» WRITTEN REQUEST: Print the complete set of entries exactly.

» STORED DATA:

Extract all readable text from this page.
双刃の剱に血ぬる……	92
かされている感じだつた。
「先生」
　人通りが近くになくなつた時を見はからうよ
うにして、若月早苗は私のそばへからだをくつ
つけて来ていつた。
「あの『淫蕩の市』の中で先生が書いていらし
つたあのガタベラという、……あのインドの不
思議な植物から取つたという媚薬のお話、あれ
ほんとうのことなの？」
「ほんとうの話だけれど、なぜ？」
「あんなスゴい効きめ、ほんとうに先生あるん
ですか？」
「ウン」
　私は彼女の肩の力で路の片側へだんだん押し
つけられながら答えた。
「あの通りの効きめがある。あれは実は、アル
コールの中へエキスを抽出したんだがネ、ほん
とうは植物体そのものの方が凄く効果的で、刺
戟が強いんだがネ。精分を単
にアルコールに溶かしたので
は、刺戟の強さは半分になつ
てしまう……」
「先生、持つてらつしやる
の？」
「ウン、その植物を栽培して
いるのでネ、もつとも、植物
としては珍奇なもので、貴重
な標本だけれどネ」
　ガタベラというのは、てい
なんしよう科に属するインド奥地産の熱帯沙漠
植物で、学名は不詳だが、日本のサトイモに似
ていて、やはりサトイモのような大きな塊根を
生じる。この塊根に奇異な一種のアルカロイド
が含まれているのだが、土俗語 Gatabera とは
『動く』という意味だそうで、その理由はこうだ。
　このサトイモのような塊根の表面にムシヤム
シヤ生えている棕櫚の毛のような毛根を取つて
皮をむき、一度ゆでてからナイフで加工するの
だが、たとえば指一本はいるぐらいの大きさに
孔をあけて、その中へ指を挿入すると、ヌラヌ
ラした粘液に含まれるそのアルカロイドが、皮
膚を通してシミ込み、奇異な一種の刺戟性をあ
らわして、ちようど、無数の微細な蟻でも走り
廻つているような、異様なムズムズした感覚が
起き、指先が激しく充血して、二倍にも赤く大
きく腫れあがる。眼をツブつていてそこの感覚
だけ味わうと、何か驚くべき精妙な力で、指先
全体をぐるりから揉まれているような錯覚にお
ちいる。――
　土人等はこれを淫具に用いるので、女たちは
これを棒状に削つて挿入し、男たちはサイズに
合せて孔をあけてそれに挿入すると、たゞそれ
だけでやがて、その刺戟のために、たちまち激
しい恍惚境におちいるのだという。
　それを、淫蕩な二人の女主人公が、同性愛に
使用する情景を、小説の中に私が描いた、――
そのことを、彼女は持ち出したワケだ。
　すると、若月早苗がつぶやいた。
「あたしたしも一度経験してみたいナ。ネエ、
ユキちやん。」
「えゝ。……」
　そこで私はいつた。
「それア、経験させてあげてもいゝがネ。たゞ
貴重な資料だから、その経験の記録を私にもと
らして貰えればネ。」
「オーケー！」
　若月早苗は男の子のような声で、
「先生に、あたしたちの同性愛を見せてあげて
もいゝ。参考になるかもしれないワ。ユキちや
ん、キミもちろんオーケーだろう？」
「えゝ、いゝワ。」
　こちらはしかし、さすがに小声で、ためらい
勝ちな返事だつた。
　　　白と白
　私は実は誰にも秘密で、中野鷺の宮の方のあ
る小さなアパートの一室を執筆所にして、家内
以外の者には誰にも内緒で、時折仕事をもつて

» TASK RESULT:
Extract all readable text from this page.
双刃の剱に血ぬる……	92
かされている感じだつた。
「先生」
　人通りが近くになくなつた時を見はからうよ
うにして、若月早苗は私のそばへからだをくつ
つけて来ていつた。
「あの『淫蕩の市』の中で先生が書いていらし
つたあのガタベラという、……あのインドの不
思議な植物から取つたという媚薬のお話、あれ
ほんとうのことなの？」
「ほんとうの話だけれど、なぜ？」
「あんなスゴい効きめ、ほんとうに先生あるん
ですか？」
「ウン」
　私は彼女の肩の力で路の片側へだんだん押し
つけられながら答えた。
「あの通りの効きめがある。あれは実は、アル
コールの中へエキスを抽出したんだがネ、ほん
とうは植物体そのものの方が凄く効果的で、刺
戟が強いんだがネ。精分を単
にアルコールに溶かしたので
は、刺戟の強さは半分になつ
てしまう……」
「先生、持つてらつしやる
の？」
「ウン、その植物を栽培して
いるのでネ、もつとも、植物
としては珍奇なもので、貴重
な標本だけれどネ」
　ガタベラというのは、てい
なんしよう科に属するインド奥地産の熱帯沙漠
植物で、学名は不詳だが、日本のサトイモに似
ていて、やはりサトイモのような大きな塊根を
生じる。この塊根に奇異な一種のアルカロイド
が含まれているのだが、土俗語 Gatabera とは
『動く』という意味だそうで、その理由はこうだ。
　このサトイモのような塊根の表面にムシヤム
シヤ生えている棕櫚の毛のような毛根を取つて
皮をむき、一度ゆでてからナイフで加工するの
だが、たとえば指一本はいるぐらいの大きさに
孔をあけて、その中へ指を挿入すると、ヌラヌ
ラした粘液に含まれるそのアルカロイドが、皮
膚を通してシミ込み、奇異な一種の刺戟性をあ
らわして、ちようど、無数の微細な蟻でも走り
廻つているような、異様なムズムズした感覚が
起き、指先が激しく充血して、二倍にも赤く大
きく腫れあがる。眼をツブつていてそこの感覚
だけ味わうと、何か驚くべき精妙な力で、指先
全体をぐるりから揉まれているような錯覚にお
ちいる。――
　土人等はこれを淫具に用いるので、女たちは
これを棒状に削つて挿入し、男たちはサイズに
合せて孔をあけてそれに挿入すると、たゞそれ
だけでやがて、その刺戟のために、たちまち激
しい恍惚境におちいるのだという。
　それを、淫蕩な二人の女主人公が、同性愛に
使用する情景を、小説の中に私が描いた、――
そのことを、彼女は持ち出したワケだ。
　すると、若月早苗がつぶやいた。
「あたしたしも一度経験してみたいナ。ネエ、
ユキちやん。」
「えゝ。……」
　そこで私はいつた。
「それア、経験させてあげてもいゝがネ。たゞ
貴重な資料だから、その経験の記録を私にもと
らして貰えればネ。」
「オーケー！」
　若月早苗は男の子のような声で、
「先生に、あたしたちの同性愛を見せてあげて
もいゝ。参考になるかもしれないワ。ユキちや
ん、キミもちろんオーケーだろう？」
「えゝ、いゝワ。」
　こちらはしかし、さすがに小声で、ためらい
勝ちな返事だつた。
　　　白と白
　私は実は誰にも秘密で、中野鷺の宮の方のあ
る小さなアパートの一室を執筆所にして、家内
以外の者には誰にも内緒で、時折仕事をもつて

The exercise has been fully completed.